++++ Material provided

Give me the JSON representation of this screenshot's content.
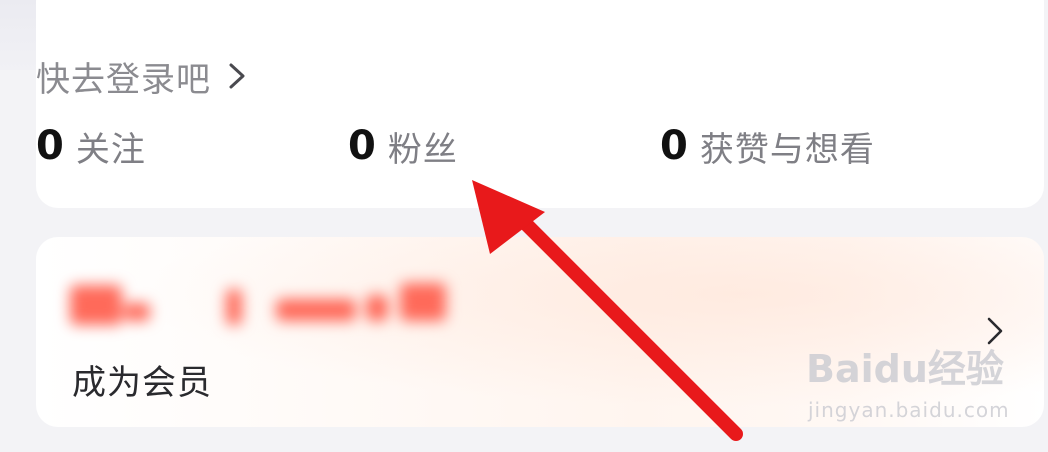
{
  "login": {
    "prompt": "快去登录吧",
    "chevron_icon": "chevron-right-icon"
  },
  "stats": [
    {
      "count": "0",
      "label": "关注"
    },
    {
      "count": "0",
      "label": "粉丝"
    },
    {
      "count": "0",
      "label": "获赞与想看"
    }
  ],
  "membership": {
    "label": "成为会员",
    "chevron_icon": "chevron-right-icon"
  },
  "watermark": {
    "brand": "Baidu经验",
    "url": "jingyan.baidu.com"
  },
  "colors": {
    "arrow": "#e8191b",
    "stat_number": "#111111",
    "muted_text": "#8b8b90",
    "card_bg": "#ffffff",
    "page_bg": "#f3f3f6"
  }
}
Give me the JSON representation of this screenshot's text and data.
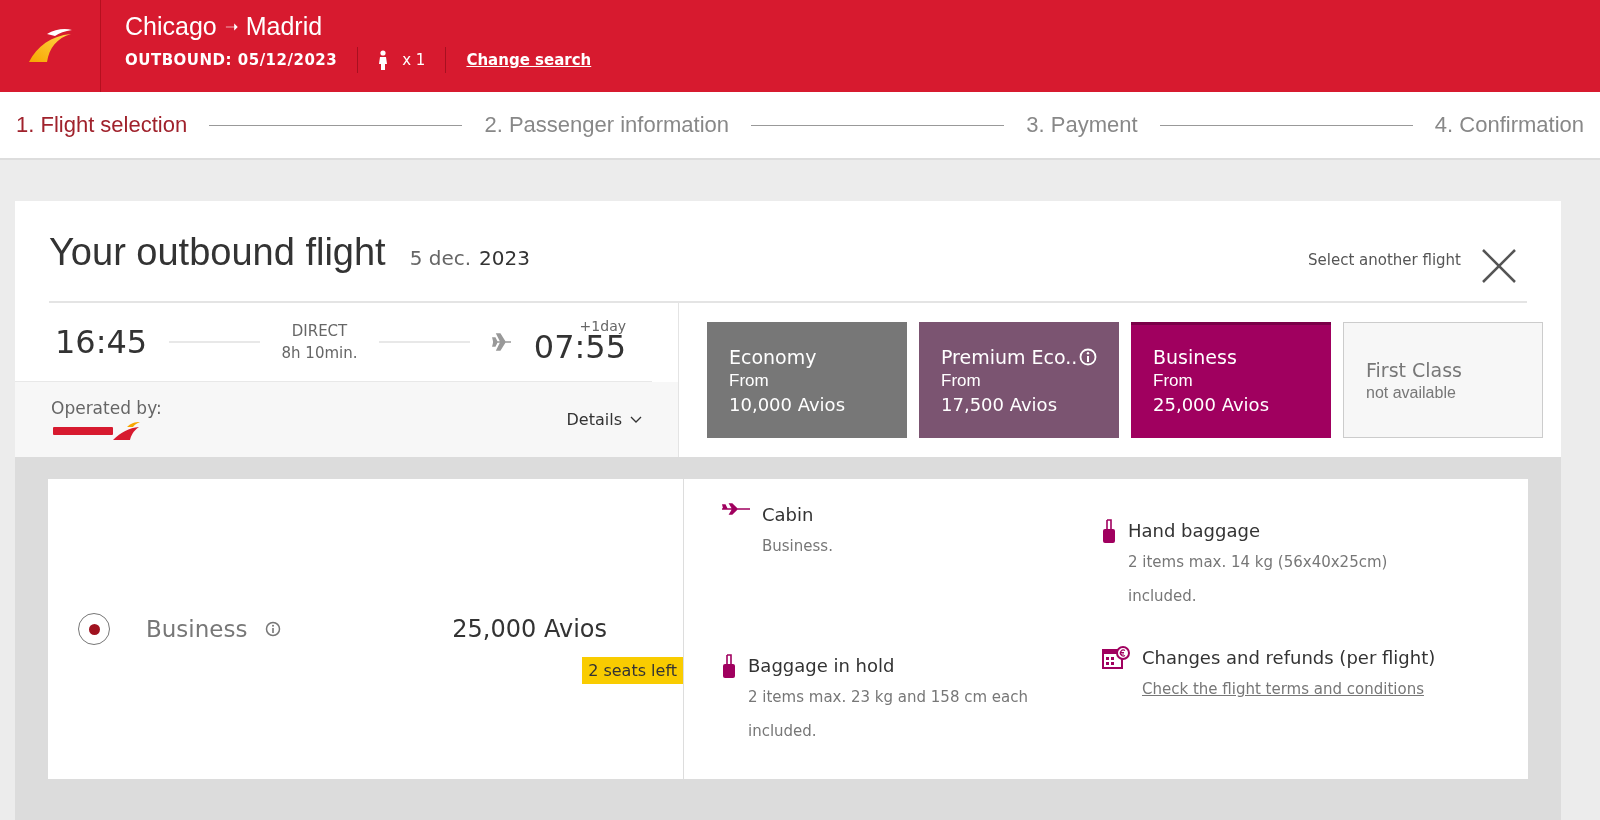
{
  "header": {
    "route_from": "Chicago",
    "route_arrow": "➝",
    "route_to": "Madrid",
    "outbound": "OUTBOUND: 05/12/2023",
    "passengers": "x 1",
    "change_search": "Change search"
  },
  "steps": [
    {
      "label": "1. Flight selection",
      "selected": true
    },
    {
      "label": "2. Passenger information",
      "selected": false
    },
    {
      "label": "3. Payment",
      "selected": false
    },
    {
      "label": "4. Confirmation",
      "selected": false
    }
  ],
  "flight": {
    "title": "Your outbound flight",
    "date_day": "5 dec.",
    "date_year": "2023",
    "select_another": "Select another flight",
    "depart": "16:45",
    "type": "DIRECT",
    "duration": "8h 10min.",
    "arrive": "07:55",
    "day_offset": "+1day",
    "operated_by": "Operated by:",
    "details": "Details"
  },
  "fares": [
    {
      "name": "Economy",
      "from": "From",
      "price": "10,000 Avios",
      "color": "#777777",
      "info": false,
      "selected": false,
      "available": true
    },
    {
      "name": "Premium Eco..",
      "from": "From",
      "price": "17,500 Avios",
      "color": "#7b5471",
      "info": true,
      "selected": false,
      "available": true
    },
    {
      "name": "Business",
      "from": "From",
      "price": "25,000 Avios",
      "color": "#a0005f",
      "info": false,
      "selected": true,
      "available": true
    },
    {
      "name": "First Class",
      "note": "not available",
      "info": false,
      "selected": false,
      "available": false
    }
  ],
  "option": {
    "name": "Business",
    "selected": true,
    "price": "25,000 Avios",
    "seats": "2 seats left"
  },
  "benefits": [
    {
      "kind": "plane",
      "title": "Cabin",
      "lines": [
        "Business."
      ]
    },
    {
      "kind": "handbag",
      "title": "Hand baggage",
      "lines": [
        "2 items max. 14 kg (56x40x25cm)",
        "included."
      ]
    },
    {
      "kind": "suitcase",
      "title": "Baggage in hold",
      "lines": [
        "2 items max. 23 kg and 158 cm each",
        "included."
      ]
    },
    {
      "kind": "calendar",
      "title": "Changes and refunds (per flight)",
      "link": "Check the flight terms and conditions"
    }
  ]
}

++++++++

▸ What is asked
Copy the material exactly. Do not include the pictures.

▸ Response to this exercise
Give me the JSON representation of this screenshot's content.
{
  "login": {
    "prompt": "快去登录吧",
    "chevron_icon": "chevron-right-icon"
  },
  "stats": [
    {
      "count": "0",
      "label": "关注"
    },
    {
      "count": "0",
      "label": "粉丝"
    },
    {
      "count": "0",
      "label": "获赞与想看"
    }
  ],
  "membership": {
    "label": "成为会员",
    "chevron_icon": "chevron-right-icon"
  },
  "watermark": {
    "brand": "Baidu经验",
    "url": "jingyan.baidu.com"
  },
  "colors": {
    "arrow": "#e8191b",
    "stat_number": "#111111",
    "muted_text": "#8b8b90",
    "card_bg": "#ffffff",
    "page_bg": "#f3f3f6"
  }
}
Give me the JSON representation of this screenshot's text and data.
{
  "header": {
    "route_from": "Chicago",
    "route_arrow": "➝",
    "route_to": "Madrid",
    "outbound": "OUTBOUND: 05/12/2023",
    "passengers": "x 1",
    "change_search": "Change search"
  },
  "steps": [
    {
      "label": "1. Flight selection",
      "selected": true
    },
    {
      "label": "2. Passenger information",
      "selected": false
    },
    {
      "label": "3. Payment",
      "selected": false
    },
    {
      "label": "4. Confirmation",
      "selected": false
    }
  ],
  "flight": {
    "title": "Your outbound flight",
    "date_day": "5 dec.",
    "date_year": "2023",
    "select_another": "Select another flight",
    "depart": "16:45",
    "type": "DIRECT",
    "duration": "8h 10min.",
    "arrive": "07:55",
    "day_offset": "+1day",
    "operated_by": "Operated by:",
    "details": "Details"
  },
  "fares": [
    {
      "name": "Economy",
      "from": "From",
      "price": "10,000 Avios",
      "color": "#777777",
      "info": false,
      "selected": false,
      "available": true
    },
    {
      "name": "Premium Eco..",
      "from": "From",
      "price": "17,500 Avios",
      "color": "#7b5471",
      "info": true,
      "selected": false,
      "available": true
    },
    {
      "name": "Business",
      "from": "From",
      "price": "25,000 Avios",
      "color": "#a0005f",
      "info": false,
      "selected": true,
      "available": true
    },
    {
      "name": "First Class",
      "note": "not available",
      "info": false,
      "selected": false,
      "available": false
    }
  ],
  "option": {
    "name": "Business",
    "selected": true,
    "price": "25,000 Avios",
    "seats": "2 seats left"
  },
  "benefits": [
    {
      "kind": "plane",
      "title": "Cabin",
      "lines": [
        "Business."
      ]
    },
    {
      "kind": "handbag",
      "title": "Hand baggage",
      "lines": [
        "2 items max. 14 kg (56x40x25cm)",
        "included."
      ]
    },
    {
      "kind": "suitcase",
      "title": "Baggage in hold",
      "lines": [
        "2 items max. 23 kg and 158 cm each",
        "included."
      ]
    },
    {
      "kind": "calendar",
      "title": "Changes and refunds (per flight)",
      "link": "Check the flight terms and conditions"
    }
  ]
}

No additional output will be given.